Each record must be retyped in full. No character may differ.

------ Entries supplied ------

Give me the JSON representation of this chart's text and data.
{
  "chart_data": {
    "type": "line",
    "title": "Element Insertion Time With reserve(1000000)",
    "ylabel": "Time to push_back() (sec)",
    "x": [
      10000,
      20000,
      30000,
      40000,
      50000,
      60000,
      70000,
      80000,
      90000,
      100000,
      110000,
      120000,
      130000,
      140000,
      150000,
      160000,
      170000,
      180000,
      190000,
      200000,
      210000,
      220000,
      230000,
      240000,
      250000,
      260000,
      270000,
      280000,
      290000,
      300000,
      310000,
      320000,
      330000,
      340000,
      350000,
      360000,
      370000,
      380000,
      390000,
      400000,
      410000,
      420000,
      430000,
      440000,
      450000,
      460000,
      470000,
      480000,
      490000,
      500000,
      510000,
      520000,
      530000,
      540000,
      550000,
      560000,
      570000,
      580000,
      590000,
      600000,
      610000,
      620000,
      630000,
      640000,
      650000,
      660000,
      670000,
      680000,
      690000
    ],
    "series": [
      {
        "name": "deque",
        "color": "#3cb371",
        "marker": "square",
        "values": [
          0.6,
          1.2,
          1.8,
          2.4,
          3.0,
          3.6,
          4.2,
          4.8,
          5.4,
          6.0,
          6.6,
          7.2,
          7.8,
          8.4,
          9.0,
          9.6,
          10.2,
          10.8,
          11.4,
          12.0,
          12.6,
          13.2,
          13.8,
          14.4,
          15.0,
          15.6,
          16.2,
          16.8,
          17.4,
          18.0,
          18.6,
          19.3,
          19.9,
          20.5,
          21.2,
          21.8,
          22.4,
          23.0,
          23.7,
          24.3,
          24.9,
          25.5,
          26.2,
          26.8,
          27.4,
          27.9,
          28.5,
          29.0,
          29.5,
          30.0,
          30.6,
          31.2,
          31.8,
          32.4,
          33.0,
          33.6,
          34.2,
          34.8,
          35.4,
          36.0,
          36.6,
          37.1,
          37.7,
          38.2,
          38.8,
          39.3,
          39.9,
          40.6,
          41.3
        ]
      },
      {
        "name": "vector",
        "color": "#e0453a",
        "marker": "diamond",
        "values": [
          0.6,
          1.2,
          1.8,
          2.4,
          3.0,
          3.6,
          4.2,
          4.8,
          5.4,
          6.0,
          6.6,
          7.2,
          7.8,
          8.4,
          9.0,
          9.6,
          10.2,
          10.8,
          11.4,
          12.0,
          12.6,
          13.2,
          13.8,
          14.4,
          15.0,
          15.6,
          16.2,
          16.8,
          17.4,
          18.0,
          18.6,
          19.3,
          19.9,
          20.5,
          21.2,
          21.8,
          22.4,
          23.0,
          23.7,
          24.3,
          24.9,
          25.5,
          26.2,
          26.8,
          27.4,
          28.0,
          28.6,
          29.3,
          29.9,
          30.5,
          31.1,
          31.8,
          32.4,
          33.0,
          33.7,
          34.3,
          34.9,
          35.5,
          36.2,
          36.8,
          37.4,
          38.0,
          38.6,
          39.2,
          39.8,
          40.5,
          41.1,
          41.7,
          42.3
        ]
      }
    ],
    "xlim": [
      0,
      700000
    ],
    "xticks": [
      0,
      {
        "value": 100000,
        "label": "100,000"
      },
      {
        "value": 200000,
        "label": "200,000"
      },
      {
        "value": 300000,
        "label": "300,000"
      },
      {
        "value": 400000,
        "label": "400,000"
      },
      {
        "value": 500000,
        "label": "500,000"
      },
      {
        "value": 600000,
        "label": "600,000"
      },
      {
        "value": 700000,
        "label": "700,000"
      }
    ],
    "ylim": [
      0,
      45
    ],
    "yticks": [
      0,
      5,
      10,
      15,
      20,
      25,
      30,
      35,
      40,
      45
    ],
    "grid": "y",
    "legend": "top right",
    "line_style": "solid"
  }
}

------

● Expected output
Give me the JSON representation of this chart's text and data.
{
  "chart_data": {
    "type": "line",
    "title": "Element Insertion Time With reserve(1000000)",
    "ylabel": "Time to push_back() (sec)",
    "x": [
      10000,
      20000,
      30000,
      40000,
      50000,
      60000,
      70000,
      80000,
      90000,
      100000,
      110000,
      120000,
      130000,
      140000,
      150000,
      160000,
      170000,
      180000,
      190000,
      200000,
      210000,
      220000,
      230000,
      240000,
      250000,
      260000,
      270000,
      280000,
      290000,
      300000,
      310000,
      320000,
      330000,
      340000,
      350000,
      360000,
      370000,
      380000,
      390000,
      400000,
      410000,
      420000,
      430000,
      440000,
      450000,
      460000,
      470000,
      480000,
      490000,
      500000,
      510000,
      520000,
      530000,
      540000,
      550000,
      560000,
      570000,
      580000,
      590000,
      600000,
      610000,
      620000,
      630000,
      640000,
      650000,
      660000,
      670000,
      680000,
      690000
    ],
    "series": [
      {
        "name": "deque",
        "color": "#3cb371",
        "marker": "square",
        "values": [
          0.6,
          1.2,
          1.8,
          2.4,
          3.0,
          3.6,
          4.2,
          4.8,
          5.4,
          6.0,
          6.6,
          7.2,
          7.8,
          8.4,
          9.0,
          9.6,
          10.2,
          10.8,
          11.4,
          12.0,
          12.6,
          13.2,
          13.8,
          14.4,
          15.0,
          15.6,
          16.2,
          16.8,
          17.4,
          18.0,
          18.6,
          19.3,
          19.9,
          20.5,
          21.2,
          21.8,
          22.4,
          23.0,
          23.7,
          24.3,
          24.9,
          25.5,
          26.2,
          26.8,
          27.4,
          27.9,
          28.5,
          29.0,
          29.5,
          30.0,
          30.6,
          31.2,
          31.8,
          32.4,
          33.0,
          33.6,
          34.2,
          34.8,
          35.4,
          36.0,
          36.6,
          37.1,
          37.7,
          38.2,
          38.8,
          39.3,
          39.9,
          40.6,
          41.3
        ]
      },
      {
        "name": "vector",
        "color": "#e0453a",
        "marker": "diamond",
        "values": [
          0.6,
          1.2,
          1.8,
          2.4,
          3.0,
          3.6,
          4.2,
          4.8,
          5.4,
          6.0,
          6.6,
          7.2,
          7.8,
          8.4,
          9.0,
          9.6,
          10.2,
          10.8,
          11.4,
          12.0,
          12.6,
          13.2,
          13.8,
          14.4,
          15.0,
          15.6,
          16.2,
          16.8,
          17.4,
          18.0,
          18.6,
          19.3,
          19.9,
          20.5,
          21.2,
          21.8,
          22.4,
          23.0,
          23.7,
          24.3,
          24.9,
          25.5,
          26.2,
          26.8,
          27.4,
          28.0,
          28.6,
          29.3,
          29.9,
          30.5,
          31.1,
          31.8,
          32.4,
          33.0,
          33.7,
          34.3,
          34.9,
          35.5,
          36.2,
          36.8,
          37.4,
          38.0,
          38.6,
          39.2,
          39.8,
          40.5,
          41.1,
          41.7,
          42.3
        ]
      }
    ],
    "xlim": [
      0,
      700000
    ],
    "xticks": [
      0,
      {
        "value": 100000,
        "label": "100,000"
      },
      {
        "value": 200000,
        "label": "200,000"
      },
      {
        "value": 300000,
        "label": "300,000"
      },
      {
        "value": 400000,
        "label": "400,000"
      },
      {
        "value": 500000,
        "label": "500,000"
      },
      {
        "value": 600000,
        "label": "600,000"
      },
      {
        "value": 700000,
        "label": "700,000"
      }
    ],
    "ylim": [
      0,
      45
    ],
    "yticks": [
      0,
      5,
      10,
      15,
      20,
      25,
      30,
      35,
      40,
      45
    ],
    "grid": "y",
    "legend": "top right",
    "line_style": "solid"
  }
}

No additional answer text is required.